Ejercicios propuestos:
**a.** Reproduzca literalmente el pasaje del fragmento sobre el Loira y Burdeos que comienza con las palabras "Exceptúo, no obstante, de" y concluye con "como en Amberes.".
**b.** Según el fragmento sobre el Loira y Burdeos, ¿quiénes ocupan hoy las cavernas donde antaño se ocultaban los falsificadores de moneda?

Fragmento del texto:
================================

Pero lo que tiene el Loira de más pintoresco y de más grandioso es un inmenso muro calcáreo mezclado con arenisca, pedernal y arcilla de alfarero, que bordea y aguanta su orilla derecha, y que se extiende a la vista, de Blois a Tours, con una variedad y una alegría inexpresables, ora roca salvaje, ora jardín inglés, cubierto de árboles y flores, coronado de cepas que maduran y de chimeneas que humean, agujereado como una esponja, habitado como un hormiguero.

Hay allí cavernas profundas en las que se ocultaban antaño los falsificadores de moneda que falsificaban la E de la moneda de Tours e inundaban la provincia de falsos céntimos torneses. Hoy las toscas aberturas de estos antros están cerrados por bonitos contramarcos ajustados de forma coquetona a la roca, y de vez en cuando se ve a través del cristal el perfil gracioso de una joven curiosamente tocada, ocupada en poner en cajas el anís, la angélica y el coriandro. Los confiteros han reemplazado a los falsificadores de moneda.

Y, puesto que estoy con lo que el Loira tiene de encantador, agradezco al azar el haberme conducido de un modo natural a hablaros de las muchachas hermosas que trabajan y cantan en medio de esta hermosa naturaleza.

La terra molle, e lieta, e dilettosa,

Simili a se gli habitatori produce.

Al revés que con el Loira, no se ha ponderado lo bastante Burdeos o, al menos, se ha ponderado mal.

Se elogia a Burdeos como se elogia a la calle Rívoli: regularidad, simetría, grandes fachadas blancas y todas iguales unas a otras, etc.; lo que para el hombre de juicio quiere decir arquitectura insípida, ciudad aburrida de ver. Ahora bien, aplicado a Burdeos, nada es menos exacto.

Burdeos es una ciudad curiosa, original, quizás única. Tomad Versalles y mezcladlo con Amberes: tendréis Burdeos.

Exceptúo, no obstante, de la mezcla —pues hay que ser justo— las dos mayores bellezas de Versalles y de Amberes, el castillo de uno y la catedral de la otra.

Hay dos Burdeos, el nuevo y el viejo.

Todo en el Burdeos moderno respira la grandeza como en Versalles; todo en el viejo Burdeos cuenta la historia como en Amberes.

================================

Ítems proporcionados:
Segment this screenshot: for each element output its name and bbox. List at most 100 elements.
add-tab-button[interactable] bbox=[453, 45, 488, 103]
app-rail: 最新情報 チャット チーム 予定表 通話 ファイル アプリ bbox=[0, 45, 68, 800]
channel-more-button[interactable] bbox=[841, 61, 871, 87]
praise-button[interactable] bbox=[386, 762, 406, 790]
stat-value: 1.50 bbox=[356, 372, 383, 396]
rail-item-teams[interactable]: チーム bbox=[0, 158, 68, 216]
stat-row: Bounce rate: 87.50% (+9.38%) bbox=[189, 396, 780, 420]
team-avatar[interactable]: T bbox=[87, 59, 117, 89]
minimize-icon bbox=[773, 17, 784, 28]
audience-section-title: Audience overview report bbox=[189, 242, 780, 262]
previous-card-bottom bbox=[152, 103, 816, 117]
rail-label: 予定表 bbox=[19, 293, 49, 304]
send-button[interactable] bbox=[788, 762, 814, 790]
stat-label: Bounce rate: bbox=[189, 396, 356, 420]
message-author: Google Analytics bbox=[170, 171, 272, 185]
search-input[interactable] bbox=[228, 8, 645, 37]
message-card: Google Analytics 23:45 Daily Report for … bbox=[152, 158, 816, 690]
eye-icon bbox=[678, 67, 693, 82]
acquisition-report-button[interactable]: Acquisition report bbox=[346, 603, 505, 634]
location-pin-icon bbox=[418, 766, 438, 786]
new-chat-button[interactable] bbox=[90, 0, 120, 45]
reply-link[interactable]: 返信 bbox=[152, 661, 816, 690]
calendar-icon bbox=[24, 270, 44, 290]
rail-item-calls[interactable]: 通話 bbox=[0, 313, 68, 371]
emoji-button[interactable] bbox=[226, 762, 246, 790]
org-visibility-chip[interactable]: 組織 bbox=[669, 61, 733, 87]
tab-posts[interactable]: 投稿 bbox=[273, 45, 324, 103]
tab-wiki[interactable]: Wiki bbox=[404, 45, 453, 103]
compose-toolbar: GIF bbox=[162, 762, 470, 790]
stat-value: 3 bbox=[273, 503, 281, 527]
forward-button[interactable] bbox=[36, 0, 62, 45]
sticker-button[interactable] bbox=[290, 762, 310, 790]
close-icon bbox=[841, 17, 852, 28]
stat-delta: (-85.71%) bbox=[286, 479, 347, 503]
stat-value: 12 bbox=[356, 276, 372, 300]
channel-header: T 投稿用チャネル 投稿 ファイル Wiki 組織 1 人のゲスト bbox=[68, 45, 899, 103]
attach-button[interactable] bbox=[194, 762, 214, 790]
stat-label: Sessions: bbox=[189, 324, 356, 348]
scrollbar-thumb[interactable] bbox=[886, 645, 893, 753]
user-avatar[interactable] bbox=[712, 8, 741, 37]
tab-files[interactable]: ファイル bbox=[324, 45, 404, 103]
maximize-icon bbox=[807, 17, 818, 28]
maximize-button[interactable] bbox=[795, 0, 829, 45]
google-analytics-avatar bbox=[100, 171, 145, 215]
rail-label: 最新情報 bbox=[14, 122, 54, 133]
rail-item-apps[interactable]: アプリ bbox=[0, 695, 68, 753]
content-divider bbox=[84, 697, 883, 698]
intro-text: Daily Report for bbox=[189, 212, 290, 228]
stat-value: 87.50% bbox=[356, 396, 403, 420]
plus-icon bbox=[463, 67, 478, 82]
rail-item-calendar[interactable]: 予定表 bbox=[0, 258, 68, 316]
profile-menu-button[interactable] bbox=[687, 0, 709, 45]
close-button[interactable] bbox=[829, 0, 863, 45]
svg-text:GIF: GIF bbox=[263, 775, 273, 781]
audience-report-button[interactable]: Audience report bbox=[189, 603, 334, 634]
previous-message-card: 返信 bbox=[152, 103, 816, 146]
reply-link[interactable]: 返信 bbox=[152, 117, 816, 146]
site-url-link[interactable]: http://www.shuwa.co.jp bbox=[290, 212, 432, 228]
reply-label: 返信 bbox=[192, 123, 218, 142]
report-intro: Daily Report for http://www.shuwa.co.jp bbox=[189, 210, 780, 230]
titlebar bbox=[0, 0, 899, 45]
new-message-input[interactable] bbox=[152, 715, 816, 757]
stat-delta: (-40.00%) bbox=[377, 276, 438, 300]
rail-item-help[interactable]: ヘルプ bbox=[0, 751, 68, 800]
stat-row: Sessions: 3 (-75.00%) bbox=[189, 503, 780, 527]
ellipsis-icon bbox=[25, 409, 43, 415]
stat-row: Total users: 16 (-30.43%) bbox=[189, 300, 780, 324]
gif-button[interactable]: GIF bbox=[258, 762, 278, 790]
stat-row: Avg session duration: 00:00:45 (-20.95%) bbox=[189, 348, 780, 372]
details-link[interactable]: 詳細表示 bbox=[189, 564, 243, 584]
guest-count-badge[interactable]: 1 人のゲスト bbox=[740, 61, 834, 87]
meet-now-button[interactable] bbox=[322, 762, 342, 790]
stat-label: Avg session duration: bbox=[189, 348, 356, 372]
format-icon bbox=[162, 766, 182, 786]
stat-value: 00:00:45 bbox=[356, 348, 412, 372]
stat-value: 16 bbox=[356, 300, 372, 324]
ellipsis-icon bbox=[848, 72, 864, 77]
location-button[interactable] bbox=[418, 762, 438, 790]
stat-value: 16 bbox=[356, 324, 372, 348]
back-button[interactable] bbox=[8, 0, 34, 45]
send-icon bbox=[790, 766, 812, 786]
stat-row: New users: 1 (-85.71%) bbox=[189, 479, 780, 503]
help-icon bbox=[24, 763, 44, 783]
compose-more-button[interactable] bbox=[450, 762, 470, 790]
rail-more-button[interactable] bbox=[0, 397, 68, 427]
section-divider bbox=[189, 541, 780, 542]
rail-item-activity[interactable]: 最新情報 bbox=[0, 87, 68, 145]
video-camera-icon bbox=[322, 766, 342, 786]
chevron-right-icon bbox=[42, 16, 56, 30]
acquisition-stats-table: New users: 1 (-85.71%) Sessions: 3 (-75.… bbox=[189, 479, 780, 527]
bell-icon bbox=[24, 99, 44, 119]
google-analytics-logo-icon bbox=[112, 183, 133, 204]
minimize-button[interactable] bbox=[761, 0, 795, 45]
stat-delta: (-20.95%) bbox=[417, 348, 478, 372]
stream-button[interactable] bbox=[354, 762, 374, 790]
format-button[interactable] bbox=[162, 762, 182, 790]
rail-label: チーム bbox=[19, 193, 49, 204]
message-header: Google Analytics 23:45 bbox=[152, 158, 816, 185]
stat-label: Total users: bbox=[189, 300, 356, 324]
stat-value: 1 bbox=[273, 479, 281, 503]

================================

Resultados en orden:
**a.**
Exceptúo, no obstante, de la mezcla —pues hay que ser justo— las dos mayores bellezas de Versalles y de Amberes, el castillo de uno y la catedral de la otra.

Hay dos Burdeos, el nuevo y el viejo.

Todo en el Burdeos moderno respira la grandeza como en Versalles; todo en el viejo Burdeos cuenta la historia como en Amberes.

**b.** Los confiteros han reemplazado a los falsificadores de moneda.